_Work instructions_
Repeat every record below exactly as written.

_Data supplied_
____________

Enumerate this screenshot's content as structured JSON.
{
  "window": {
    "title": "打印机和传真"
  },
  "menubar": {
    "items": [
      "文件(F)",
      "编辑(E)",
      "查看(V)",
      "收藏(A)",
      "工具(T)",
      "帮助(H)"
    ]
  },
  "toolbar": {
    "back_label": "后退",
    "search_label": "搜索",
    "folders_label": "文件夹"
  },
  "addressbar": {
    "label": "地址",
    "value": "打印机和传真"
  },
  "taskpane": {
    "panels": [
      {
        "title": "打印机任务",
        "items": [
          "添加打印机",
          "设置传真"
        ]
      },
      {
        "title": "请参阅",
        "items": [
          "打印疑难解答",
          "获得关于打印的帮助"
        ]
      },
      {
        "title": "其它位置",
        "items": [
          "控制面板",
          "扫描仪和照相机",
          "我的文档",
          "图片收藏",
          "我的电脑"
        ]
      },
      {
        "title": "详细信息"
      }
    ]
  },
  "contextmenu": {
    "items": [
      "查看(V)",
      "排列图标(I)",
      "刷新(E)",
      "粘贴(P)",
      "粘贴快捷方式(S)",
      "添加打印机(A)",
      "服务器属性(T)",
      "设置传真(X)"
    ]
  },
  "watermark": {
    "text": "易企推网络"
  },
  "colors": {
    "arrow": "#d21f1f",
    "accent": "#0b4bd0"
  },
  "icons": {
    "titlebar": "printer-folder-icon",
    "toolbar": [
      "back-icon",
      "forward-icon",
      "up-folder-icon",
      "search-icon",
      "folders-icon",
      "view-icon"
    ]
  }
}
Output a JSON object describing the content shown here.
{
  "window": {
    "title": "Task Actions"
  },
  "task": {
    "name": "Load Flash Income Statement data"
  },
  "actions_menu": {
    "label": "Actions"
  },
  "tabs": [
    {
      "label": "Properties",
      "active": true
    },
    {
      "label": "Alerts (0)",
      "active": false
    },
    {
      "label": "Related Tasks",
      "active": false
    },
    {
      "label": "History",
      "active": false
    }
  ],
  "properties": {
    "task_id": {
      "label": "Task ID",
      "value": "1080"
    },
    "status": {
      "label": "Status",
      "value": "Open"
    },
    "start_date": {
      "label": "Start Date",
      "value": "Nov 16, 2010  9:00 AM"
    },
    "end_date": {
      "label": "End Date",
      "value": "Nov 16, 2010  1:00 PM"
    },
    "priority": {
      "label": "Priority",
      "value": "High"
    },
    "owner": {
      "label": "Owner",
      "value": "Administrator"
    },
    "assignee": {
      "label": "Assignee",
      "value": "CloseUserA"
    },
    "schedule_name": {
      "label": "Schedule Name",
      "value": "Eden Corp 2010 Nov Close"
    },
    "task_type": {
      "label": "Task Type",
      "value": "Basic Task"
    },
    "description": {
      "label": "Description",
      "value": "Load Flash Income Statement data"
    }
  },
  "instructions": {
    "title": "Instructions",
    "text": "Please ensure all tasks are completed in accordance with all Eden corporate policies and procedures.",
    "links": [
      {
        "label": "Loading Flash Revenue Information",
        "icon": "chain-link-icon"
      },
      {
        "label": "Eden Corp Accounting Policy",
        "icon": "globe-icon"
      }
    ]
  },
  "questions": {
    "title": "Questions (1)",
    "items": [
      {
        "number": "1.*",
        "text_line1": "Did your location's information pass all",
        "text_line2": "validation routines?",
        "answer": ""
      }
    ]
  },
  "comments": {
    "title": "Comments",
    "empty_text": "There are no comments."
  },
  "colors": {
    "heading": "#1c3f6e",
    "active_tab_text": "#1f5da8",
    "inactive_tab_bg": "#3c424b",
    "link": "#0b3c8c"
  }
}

____________

_Task output_
Enumerate this screenshot's content as structured JSON.
{
  "window": {
    "title": "打印机和传真"
  },
  "menubar": {
    "items": [
      "文件(F)",
      "编辑(E)",
      "查看(V)",
      "收藏(A)",
      "工具(T)",
      "帮助(H)"
    ]
  },
  "toolbar": {
    "back_label": "后退",
    "search_label": "搜索",
    "folders_label": "文件夹"
  },
  "addressbar": {
    "label": "地址",
    "value": "打印机和传真"
  },
  "taskpane": {
    "panels": [
      {
        "title": "打印机任务",
        "items": [
          "添加打印机",
          "设置传真"
        ]
      },
      {
        "title": "请参阅",
        "items": [
          "打印疑难解答",
          "获得关于打印的帮助"
        ]
      },
      {
        "title": "其它位置",
        "items": [
          "控制面板",
          "扫描仪和照相机",
          "我的文档",
          "图片收藏",
          "我的电脑"
        ]
      },
      {
        "title": "详细信息"
      }
    ]
  },
  "contextmenu": {
    "items": [
      "查看(V)",
      "排列图标(I)",
      "刷新(E)",
      "粘贴(P)",
      "粘贴快捷方式(S)",
      "添加打印机(A)",
      "服务器属性(T)",
      "设置传真(X)"
    ]
  },
  "watermark": {
    "text": "易企推网络"
  },
  "colors": {
    "arrow": "#d21f1f",
    "accent": "#0b4bd0"
  },
  "icons": {
    "titlebar": "printer-folder-icon",
    "toolbar": [
      "back-icon",
      "forward-icon",
      "up-folder-icon",
      "search-icon",
      "folders-icon",
      "view-icon"
    ]
  }
}
Output a JSON object describing the content shown here.
{
  "window": {
    "title": "Task Actions"
  },
  "task": {
    "name": "Load Flash Income Statement data"
  },
  "actions_menu": {
    "label": "Actions"
  },
  "tabs": [
    {
      "label": "Properties",
      "active": true
    },
    {
      "label": "Alerts (0)",
      "active": false
    },
    {
      "label": "Related Tasks",
      "active": false
    },
    {
      "label": "History",
      "active": false
    }
  ],
  "properties": {
    "task_id": {
      "label": "Task ID",
      "value": "1080"
    },
    "status": {
      "label": "Status",
      "value": "Open"
    },
    "start_date": {
      "label": "Start Date",
      "value": "Nov 16, 2010  9:00 AM"
    },
    "end_date": {
      "label": "End Date",
      "value": "Nov 16, 2010  1:00 PM"
    },
    "priority": {
      "label": "Priority",
      "value": "High"
    },
    "owner": {
      "label": "Owner",
      "value": "Administrator"
    },
    "assignee": {
      "label": "Assignee",
      "value": "CloseUserA"
    },
    "schedule_name": {
      "label": "Schedule Name",
      "value": "Eden Corp 2010 Nov Close"
    },
    "task_type": {
      "label": "Task Type",
      "value": "Basic Task"
    },
    "description": {
      "label": "Description",
      "value": "Load Flash Income Statement data"
    }
  },
  "instructions": {
    "title": "Instructions",
    "text": "Please ensure all tasks are completed in accordance with all Eden corporate policies and procedures.",
    "links": [
      {
        "label": "Loading Flash Revenue Information",
        "icon": "chain-link-icon"
      },
      {
        "label": "Eden Corp Accounting Policy",
        "icon": "globe-icon"
      }
    ]
  },
  "questions": {
    "title": "Questions (1)",
    "items": [
      {
        "number": "1.*",
        "text_line1": "Did your location's information pass all",
        "text_line2": "validation routines?",
        "answer": ""
      }
    ]
  },
  "comments": {
    "title": "Comments",
    "empty_text": "There are no comments."
  },
  "colors": {
    "heading": "#1c3f6e",
    "active_tab_text": "#1f5da8",
    "inactive_tab_bg": "#3c424b",
    "link": "#0b3c8c"
  }
}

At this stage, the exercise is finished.